Raw records

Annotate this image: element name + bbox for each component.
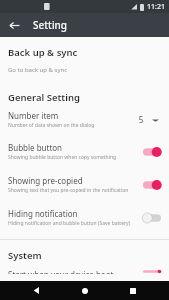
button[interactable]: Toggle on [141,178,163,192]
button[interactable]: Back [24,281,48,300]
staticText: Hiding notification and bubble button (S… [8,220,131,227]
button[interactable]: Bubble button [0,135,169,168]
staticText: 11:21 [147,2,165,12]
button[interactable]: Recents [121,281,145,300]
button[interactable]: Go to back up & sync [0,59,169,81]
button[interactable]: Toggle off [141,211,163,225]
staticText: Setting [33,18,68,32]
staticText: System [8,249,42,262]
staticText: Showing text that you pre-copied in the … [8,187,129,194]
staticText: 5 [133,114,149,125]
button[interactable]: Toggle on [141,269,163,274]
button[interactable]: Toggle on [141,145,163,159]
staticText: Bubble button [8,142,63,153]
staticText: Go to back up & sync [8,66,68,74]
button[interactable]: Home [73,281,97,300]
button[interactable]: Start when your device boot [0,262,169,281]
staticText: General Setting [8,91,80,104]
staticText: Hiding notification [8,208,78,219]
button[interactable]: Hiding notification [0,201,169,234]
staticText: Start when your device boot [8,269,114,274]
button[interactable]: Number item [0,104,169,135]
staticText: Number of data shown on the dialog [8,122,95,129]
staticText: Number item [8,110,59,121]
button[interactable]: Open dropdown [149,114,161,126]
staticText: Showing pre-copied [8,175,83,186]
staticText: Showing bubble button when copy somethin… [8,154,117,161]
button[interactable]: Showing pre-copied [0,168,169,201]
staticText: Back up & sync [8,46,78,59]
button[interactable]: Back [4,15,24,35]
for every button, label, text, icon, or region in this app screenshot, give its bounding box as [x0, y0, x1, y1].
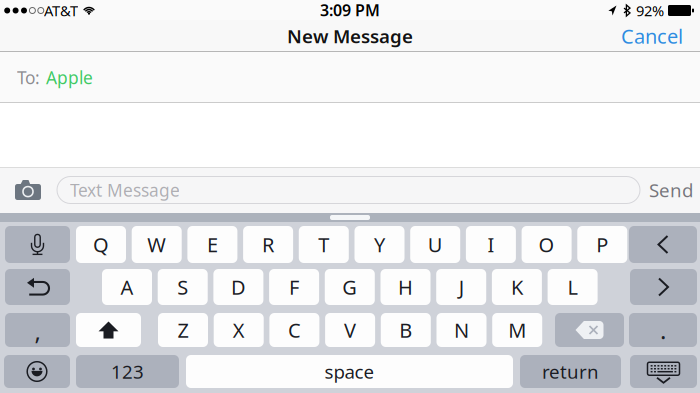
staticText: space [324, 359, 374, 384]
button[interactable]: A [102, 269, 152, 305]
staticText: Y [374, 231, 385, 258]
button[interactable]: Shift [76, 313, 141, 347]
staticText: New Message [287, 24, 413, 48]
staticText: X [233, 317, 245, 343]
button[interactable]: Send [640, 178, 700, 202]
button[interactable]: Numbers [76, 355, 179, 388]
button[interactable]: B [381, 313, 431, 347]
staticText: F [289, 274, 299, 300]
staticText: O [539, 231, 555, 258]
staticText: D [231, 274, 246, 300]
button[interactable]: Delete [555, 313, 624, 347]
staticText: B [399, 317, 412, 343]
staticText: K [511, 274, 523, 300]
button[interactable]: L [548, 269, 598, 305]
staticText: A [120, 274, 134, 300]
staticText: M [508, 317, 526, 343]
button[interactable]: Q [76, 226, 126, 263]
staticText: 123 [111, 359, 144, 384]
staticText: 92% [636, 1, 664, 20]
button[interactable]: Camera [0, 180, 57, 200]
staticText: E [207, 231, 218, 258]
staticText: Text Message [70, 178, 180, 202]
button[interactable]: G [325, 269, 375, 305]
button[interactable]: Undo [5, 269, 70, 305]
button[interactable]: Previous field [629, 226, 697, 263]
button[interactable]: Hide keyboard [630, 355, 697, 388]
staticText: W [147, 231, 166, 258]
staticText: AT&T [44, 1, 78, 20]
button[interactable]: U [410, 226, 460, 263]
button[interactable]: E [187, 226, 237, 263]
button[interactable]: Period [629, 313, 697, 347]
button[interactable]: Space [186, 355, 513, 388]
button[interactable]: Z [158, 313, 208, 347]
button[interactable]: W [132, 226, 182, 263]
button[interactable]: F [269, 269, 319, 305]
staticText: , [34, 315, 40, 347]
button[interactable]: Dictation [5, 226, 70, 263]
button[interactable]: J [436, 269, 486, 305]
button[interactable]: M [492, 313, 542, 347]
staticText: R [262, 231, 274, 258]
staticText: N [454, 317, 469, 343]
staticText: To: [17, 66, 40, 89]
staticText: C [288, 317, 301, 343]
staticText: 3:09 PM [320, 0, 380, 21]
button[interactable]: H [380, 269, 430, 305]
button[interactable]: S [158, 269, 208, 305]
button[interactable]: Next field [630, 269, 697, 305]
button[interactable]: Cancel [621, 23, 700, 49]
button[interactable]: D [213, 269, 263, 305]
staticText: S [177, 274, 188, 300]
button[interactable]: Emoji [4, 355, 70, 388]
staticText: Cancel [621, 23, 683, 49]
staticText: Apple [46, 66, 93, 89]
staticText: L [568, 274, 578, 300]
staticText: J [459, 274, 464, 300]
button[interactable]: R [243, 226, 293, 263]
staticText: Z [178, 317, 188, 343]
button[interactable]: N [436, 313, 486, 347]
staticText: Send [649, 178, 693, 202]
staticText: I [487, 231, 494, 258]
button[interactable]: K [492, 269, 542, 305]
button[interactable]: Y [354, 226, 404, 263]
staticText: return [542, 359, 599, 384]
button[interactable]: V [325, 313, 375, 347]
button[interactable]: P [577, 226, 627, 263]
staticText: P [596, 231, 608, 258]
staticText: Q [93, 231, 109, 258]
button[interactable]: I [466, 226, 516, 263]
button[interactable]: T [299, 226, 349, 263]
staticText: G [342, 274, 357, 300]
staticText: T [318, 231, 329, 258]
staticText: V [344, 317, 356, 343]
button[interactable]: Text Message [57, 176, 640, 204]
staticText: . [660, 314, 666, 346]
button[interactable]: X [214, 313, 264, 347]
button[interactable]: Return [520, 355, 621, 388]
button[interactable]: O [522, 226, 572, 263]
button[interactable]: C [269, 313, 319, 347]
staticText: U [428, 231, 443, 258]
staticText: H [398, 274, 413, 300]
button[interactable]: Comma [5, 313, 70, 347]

Challenge
Reproduce verbatim the part of the data that opens with the line containing "staticText: space [324, 359, 374, 384]" and closes with the line containing "button[interactable]: Period [629, 313, 697, 347]", keeping both of those lines.

Response to the exercise
staticText: space [324, 359, 374, 384]
button[interactable]: A [102, 269, 152, 305]
staticText: Y [374, 231, 385, 258]
button[interactable]: Shift [76, 313, 141, 347]
staticText: New Message [287, 24, 413, 48]
staticText: X [233, 317, 245, 343]
button[interactable]: Send [640, 178, 700, 202]
button[interactable]: Numbers [76, 355, 179, 388]
button[interactable]: B [381, 313, 431, 347]
staticText: F [289, 274, 299, 300]
staticText: O [539, 231, 555, 258]
staticText: D [231, 274, 246, 300]
button[interactable]: Delete [555, 313, 624, 347]
staticText: B [399, 317, 412, 343]
staticText: K [511, 274, 523, 300]
button[interactable]: L [548, 269, 598, 305]
staticText: A [120, 274, 134, 300]
staticText: M [508, 317, 526, 343]
button[interactable]: Q [76, 226, 126, 263]
staticText: 123 [111, 359, 144, 384]
staticText: 92% [636, 1, 664, 20]
button[interactable]: Camera [0, 180, 57, 200]
staticText: E [207, 231, 218, 258]
staticText: Text Message [70, 178, 180, 202]
button[interactable]: G [325, 269, 375, 305]
button[interactable]: Undo [5, 269, 70, 305]
button[interactable]: Previous field [629, 226, 697, 263]
button[interactable]: Hide keyboard [630, 355, 697, 388]
staticText: W [147, 231, 166, 258]
staticText: AT&T [44, 1, 78, 20]
button[interactable]: U [410, 226, 460, 263]
button[interactable]: E [187, 226, 237, 263]
button[interactable]: Period [629, 313, 697, 347]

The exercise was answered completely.